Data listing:
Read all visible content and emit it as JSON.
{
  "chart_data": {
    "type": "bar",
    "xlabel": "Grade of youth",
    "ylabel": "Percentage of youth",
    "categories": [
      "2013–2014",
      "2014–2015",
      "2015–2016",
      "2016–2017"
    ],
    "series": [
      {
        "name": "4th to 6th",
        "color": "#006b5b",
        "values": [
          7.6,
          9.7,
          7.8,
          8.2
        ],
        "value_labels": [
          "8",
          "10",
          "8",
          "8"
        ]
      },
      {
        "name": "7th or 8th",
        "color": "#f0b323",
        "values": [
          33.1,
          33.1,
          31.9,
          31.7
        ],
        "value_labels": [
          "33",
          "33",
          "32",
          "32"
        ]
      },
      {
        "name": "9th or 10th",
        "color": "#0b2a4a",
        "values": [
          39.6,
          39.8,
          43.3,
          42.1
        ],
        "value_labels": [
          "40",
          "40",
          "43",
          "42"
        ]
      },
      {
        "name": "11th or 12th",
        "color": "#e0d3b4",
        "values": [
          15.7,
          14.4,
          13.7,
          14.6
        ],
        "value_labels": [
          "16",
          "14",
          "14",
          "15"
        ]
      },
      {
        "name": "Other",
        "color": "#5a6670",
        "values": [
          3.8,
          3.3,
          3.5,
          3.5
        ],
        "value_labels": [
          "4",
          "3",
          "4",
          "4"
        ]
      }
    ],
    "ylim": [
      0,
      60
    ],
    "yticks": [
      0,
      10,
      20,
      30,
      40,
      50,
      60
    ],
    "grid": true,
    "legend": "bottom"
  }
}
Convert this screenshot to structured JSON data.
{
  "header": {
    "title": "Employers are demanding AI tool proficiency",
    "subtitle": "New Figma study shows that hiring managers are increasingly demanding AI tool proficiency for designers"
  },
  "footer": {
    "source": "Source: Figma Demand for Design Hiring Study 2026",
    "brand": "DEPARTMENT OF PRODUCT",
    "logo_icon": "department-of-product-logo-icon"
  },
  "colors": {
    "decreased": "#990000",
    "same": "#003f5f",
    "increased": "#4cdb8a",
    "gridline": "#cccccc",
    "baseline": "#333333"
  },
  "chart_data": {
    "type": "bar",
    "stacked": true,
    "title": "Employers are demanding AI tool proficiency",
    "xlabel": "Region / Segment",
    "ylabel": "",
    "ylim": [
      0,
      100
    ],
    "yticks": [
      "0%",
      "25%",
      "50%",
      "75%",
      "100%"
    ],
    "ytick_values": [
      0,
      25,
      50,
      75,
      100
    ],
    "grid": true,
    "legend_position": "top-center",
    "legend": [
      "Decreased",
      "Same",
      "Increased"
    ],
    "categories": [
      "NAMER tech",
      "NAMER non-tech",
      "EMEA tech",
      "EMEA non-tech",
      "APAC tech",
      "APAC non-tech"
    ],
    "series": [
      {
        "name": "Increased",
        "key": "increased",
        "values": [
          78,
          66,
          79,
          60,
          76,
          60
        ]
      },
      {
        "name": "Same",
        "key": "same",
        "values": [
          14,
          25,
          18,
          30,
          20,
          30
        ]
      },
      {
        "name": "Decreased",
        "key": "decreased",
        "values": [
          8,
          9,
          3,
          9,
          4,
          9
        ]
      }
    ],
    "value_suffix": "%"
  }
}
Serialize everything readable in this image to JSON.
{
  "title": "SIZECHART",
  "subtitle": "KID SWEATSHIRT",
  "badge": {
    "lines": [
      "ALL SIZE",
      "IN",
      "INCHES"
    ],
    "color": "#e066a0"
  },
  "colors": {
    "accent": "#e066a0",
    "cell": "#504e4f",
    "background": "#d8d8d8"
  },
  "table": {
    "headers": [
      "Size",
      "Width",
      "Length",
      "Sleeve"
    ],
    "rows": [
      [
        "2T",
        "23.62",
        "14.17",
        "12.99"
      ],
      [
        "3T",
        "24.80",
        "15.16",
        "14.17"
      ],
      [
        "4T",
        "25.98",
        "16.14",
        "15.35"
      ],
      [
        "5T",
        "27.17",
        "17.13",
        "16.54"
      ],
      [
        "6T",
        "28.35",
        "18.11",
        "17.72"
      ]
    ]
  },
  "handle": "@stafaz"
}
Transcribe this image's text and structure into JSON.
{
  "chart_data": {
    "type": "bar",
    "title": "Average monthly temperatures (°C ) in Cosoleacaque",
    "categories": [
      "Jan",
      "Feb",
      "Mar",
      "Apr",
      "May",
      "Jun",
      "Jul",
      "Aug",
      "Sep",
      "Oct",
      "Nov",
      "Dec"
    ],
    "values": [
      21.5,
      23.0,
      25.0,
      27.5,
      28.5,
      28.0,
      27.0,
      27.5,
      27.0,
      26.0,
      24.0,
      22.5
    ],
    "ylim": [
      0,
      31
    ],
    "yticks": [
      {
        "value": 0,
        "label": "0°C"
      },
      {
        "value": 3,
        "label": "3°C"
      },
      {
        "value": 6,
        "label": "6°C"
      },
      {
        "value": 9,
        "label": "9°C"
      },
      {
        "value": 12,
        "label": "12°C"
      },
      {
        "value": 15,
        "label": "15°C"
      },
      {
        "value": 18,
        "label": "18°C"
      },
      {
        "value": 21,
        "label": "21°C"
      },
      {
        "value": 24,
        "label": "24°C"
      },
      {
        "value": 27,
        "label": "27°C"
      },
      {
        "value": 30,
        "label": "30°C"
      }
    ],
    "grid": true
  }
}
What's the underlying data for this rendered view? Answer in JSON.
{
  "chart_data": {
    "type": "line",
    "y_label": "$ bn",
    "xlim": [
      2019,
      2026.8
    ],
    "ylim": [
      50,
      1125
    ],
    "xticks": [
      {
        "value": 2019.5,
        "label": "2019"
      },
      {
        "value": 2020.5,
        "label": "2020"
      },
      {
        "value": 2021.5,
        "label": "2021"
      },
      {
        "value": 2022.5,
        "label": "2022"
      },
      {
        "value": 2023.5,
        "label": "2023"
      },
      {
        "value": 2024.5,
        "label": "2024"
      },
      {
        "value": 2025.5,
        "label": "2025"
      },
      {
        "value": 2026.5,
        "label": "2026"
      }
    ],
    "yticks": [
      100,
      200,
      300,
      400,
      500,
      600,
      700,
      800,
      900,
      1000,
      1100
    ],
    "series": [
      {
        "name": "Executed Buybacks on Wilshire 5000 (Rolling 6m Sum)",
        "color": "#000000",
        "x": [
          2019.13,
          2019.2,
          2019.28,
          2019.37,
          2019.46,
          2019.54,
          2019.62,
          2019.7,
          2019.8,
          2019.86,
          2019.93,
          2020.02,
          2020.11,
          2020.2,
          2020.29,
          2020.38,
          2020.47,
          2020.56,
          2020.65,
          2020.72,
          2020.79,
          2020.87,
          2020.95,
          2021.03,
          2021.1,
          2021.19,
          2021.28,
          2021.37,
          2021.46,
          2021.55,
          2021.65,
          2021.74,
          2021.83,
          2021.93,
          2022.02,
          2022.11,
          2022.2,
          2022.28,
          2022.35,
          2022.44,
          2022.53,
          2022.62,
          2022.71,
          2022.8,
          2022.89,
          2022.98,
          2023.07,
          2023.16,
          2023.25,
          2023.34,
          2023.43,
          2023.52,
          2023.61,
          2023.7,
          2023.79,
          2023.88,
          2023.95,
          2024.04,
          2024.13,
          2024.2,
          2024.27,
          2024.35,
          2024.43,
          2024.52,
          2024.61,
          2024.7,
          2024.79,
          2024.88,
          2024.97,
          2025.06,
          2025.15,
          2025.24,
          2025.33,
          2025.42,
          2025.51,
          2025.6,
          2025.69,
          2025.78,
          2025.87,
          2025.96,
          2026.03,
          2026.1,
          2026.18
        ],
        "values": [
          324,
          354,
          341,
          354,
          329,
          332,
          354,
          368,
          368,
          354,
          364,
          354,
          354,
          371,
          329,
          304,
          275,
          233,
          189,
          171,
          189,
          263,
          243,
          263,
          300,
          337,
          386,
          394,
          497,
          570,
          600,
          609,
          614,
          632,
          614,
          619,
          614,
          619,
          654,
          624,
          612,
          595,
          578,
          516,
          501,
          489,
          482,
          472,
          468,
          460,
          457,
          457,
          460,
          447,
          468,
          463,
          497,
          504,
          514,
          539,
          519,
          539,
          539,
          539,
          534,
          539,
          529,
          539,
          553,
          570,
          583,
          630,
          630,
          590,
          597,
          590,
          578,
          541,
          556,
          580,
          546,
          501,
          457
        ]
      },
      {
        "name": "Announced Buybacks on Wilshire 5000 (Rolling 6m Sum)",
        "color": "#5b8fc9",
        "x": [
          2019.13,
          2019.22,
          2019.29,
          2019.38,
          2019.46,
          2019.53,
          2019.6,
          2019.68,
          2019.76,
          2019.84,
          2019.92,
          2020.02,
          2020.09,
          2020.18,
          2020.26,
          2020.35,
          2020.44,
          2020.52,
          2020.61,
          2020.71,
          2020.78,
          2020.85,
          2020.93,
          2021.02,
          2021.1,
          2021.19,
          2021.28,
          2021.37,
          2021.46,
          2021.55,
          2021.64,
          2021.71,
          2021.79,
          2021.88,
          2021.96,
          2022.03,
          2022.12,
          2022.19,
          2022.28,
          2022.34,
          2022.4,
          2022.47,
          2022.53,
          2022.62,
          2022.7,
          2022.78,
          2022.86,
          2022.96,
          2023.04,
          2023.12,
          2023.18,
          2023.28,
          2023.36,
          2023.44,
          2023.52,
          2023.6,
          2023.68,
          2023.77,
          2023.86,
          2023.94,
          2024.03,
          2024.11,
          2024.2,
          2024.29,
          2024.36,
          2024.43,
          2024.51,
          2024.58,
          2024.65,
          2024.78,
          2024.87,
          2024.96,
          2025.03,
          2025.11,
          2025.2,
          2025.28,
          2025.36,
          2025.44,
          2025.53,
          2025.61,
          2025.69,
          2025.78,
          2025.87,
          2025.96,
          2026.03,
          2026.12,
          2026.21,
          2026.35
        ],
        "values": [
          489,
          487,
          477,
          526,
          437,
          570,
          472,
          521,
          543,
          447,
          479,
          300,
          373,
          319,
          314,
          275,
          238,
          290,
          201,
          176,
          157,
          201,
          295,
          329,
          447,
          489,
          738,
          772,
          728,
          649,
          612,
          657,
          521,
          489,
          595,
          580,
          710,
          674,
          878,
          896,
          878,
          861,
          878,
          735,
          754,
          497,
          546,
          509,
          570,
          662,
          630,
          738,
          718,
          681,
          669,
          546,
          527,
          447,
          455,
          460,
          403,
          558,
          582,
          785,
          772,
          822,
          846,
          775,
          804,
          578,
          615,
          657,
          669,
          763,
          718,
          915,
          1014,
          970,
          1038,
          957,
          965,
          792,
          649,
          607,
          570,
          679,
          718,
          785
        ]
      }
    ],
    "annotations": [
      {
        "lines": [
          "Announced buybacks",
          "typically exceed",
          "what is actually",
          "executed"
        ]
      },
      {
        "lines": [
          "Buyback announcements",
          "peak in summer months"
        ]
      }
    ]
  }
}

__Written request__
The answer should be a single number: the count of lines in the data that include the string "Announced".

__The output__
2